**Given problem:** Repeat the material in full. Keep every line exactly as it is.

**Provided records:**

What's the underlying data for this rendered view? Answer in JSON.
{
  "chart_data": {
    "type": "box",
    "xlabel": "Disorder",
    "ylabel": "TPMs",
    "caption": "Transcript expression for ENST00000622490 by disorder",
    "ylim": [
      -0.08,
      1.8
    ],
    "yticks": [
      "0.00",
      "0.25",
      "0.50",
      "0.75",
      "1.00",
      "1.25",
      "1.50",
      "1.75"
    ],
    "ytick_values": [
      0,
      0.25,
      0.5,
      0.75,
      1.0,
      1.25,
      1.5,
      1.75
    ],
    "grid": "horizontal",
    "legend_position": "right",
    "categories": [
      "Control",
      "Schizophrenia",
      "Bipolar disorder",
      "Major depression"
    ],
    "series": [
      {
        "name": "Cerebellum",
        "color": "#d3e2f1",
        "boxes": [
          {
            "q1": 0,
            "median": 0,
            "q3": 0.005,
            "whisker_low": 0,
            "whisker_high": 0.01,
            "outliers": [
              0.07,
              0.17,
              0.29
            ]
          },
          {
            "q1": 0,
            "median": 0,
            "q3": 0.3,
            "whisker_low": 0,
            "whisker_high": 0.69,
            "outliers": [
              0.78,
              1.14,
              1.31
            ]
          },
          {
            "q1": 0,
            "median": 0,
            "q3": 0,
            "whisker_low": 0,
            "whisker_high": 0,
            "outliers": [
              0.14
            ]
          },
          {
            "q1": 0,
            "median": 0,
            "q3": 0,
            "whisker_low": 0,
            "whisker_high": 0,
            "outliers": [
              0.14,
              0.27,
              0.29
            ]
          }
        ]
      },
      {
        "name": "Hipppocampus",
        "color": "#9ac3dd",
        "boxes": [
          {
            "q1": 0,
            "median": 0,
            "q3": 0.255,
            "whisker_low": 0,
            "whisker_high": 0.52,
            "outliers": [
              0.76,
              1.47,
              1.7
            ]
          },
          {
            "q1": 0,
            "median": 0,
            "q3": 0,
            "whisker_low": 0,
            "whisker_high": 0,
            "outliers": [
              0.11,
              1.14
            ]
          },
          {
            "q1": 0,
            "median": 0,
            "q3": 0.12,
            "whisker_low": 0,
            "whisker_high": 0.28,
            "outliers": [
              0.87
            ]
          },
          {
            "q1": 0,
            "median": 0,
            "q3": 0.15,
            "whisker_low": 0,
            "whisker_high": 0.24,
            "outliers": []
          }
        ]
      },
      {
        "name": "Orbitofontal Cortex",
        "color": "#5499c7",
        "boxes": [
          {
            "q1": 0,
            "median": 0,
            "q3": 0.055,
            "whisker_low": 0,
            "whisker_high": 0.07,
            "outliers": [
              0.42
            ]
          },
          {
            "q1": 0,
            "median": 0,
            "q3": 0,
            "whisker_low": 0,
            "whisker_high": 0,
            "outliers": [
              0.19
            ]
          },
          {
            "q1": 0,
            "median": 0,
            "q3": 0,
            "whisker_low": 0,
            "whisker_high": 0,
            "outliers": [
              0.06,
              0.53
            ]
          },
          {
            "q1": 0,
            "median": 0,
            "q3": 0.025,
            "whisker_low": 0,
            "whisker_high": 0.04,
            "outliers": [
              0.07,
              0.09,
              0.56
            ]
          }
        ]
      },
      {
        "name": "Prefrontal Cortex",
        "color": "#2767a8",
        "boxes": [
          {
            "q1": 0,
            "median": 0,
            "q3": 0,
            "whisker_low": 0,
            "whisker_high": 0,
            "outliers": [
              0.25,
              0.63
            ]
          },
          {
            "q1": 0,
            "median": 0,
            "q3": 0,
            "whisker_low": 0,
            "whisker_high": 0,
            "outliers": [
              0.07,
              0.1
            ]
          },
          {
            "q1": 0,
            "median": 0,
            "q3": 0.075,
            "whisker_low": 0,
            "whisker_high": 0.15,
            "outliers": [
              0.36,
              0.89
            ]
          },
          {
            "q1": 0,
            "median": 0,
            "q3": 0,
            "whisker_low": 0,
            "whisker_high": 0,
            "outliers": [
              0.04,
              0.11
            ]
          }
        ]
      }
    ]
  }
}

**Expected answer:**
What's the underlying data for this rendered view? Answer in JSON.
{
  "chart_data": {
    "type": "box",
    "xlabel": "Disorder",
    "ylabel": "TPMs",
    "caption": "Transcript expression for ENST00000622490 by disorder",
    "ylim": [
      -0.08,
      1.8
    ],
    "yticks": [
      "0.00",
      "0.25",
      "0.50",
      "0.75",
      "1.00",
      "1.25",
      "1.50",
      "1.75"
    ],
    "ytick_values": [
      0,
      0.25,
      0.5,
      0.75,
      1.0,
      1.25,
      1.5,
      1.75
    ],
    "grid": "horizontal",
    "legend_position": "right",
    "categories": [
      "Control",
      "Schizophrenia",
      "Bipolar disorder",
      "Major depression"
    ],
    "series": [
      {
        "name": "Cerebellum",
        "color": "#d3e2f1",
        "boxes": [
          {
            "q1": 0,
            "median": 0,
            "q3": 0.005,
            "whisker_low": 0,
            "whisker_high": 0.01,
            "outliers": [
              0.07,
              0.17,
              0.29
            ]
          },
          {
            "q1": 0,
            "median": 0,
            "q3": 0.3,
            "whisker_low": 0,
            "whisker_high": 0.69,
            "outliers": [
              0.78,
              1.14,
              1.31
            ]
          },
          {
            "q1": 0,
            "median": 0,
            "q3": 0,
            "whisker_low": 0,
            "whisker_high": 0,
            "outliers": [
              0.14
            ]
          },
          {
            "q1": 0,
            "median": 0,
            "q3": 0,
            "whisker_low": 0,
            "whisker_high": 0,
            "outliers": [
              0.14,
              0.27,
              0.29
            ]
          }
        ]
      },
      {
        "name": "Hipppocampus",
        "color": "#9ac3dd",
        "boxes": [
          {
            "q1": 0,
            "median": 0,
            "q3": 0.255,
            "whisker_low": 0,
            "whisker_high": 0.52,
            "outliers": [
              0.76,
              1.47,
              1.7
            ]
          },
          {
            "q1": 0,
            "median": 0,
            "q3": 0,
            "whisker_low": 0,
            "whisker_high": 0,
            "outliers": [
              0.11,
              1.14
            ]
          },
          {
            "q1": 0,
            "median": 0,
            "q3": 0.12,
            "whisker_low": 0,
            "whisker_high": 0.28,
            "outliers": [
              0.87
            ]
          },
          {
            "q1": 0,
            "median": 0,
            "q3": 0.15,
            "whisker_low": 0,
            "whisker_high": 0.24,
            "outliers": []
          }
        ]
      },
      {
        "name": "Orbitofontal Cortex",
        "color": "#5499c7",
        "boxes": [
          {
            "q1": 0,
            "median": 0,
            "q3": 0.055,
            "whisker_low": 0,
            "whisker_high": 0.07,
            "outliers": [
              0.42
            ]
          },
          {
            "q1": 0,
            "median": 0,
            "q3": 0,
            "whisker_low": 0,
            "whisker_high": 0,
            "outliers": [
              0.19
            ]
          },
          {
            "q1": 0,
            "median": 0,
            "q3": 0,
            "whisker_low": 0,
            "whisker_high": 0,
            "outliers": [
              0.06,
              0.53
            ]
          },
          {
            "q1": 0,
            "median": 0,
            "q3": 0.025,
            "whisker_low": 0,
            "whisker_high": 0.04,
            "outliers": [
              0.07,
              0.09,
              0.56
            ]
          }
        ]
      },
      {
        "name": "Prefrontal Cortex",
        "color": "#2767a8",
        "boxes": [
          {
            "q1": 0,
            "median": 0,
            "q3": 0,
            "whisker_low": 0,
            "whisker_high": 0,
            "outliers": [
              0.25,
              0.63
            ]
          },
          {
            "q1": 0,
            "median": 0,
            "q3": 0,
            "whisker_low": 0,
            "whisker_high": 0,
            "outliers": [
              0.07,
              0.1
            ]
          },
          {
            "q1": 0,
            "median": 0,
            "q3": 0.075,
            "whisker_low": 0,
            "whisker_high": 0.15,
            "outliers": [
              0.36,
              0.89
            ]
          },
          {
            "q1": 0,
            "median": 0,
            "q3": 0,
            "whisker_low": 0,
            "whisker_high": 0,
            "outliers": [
              0.04,
              0.11
            ]
          }
        ]
      }
    ]
  }
}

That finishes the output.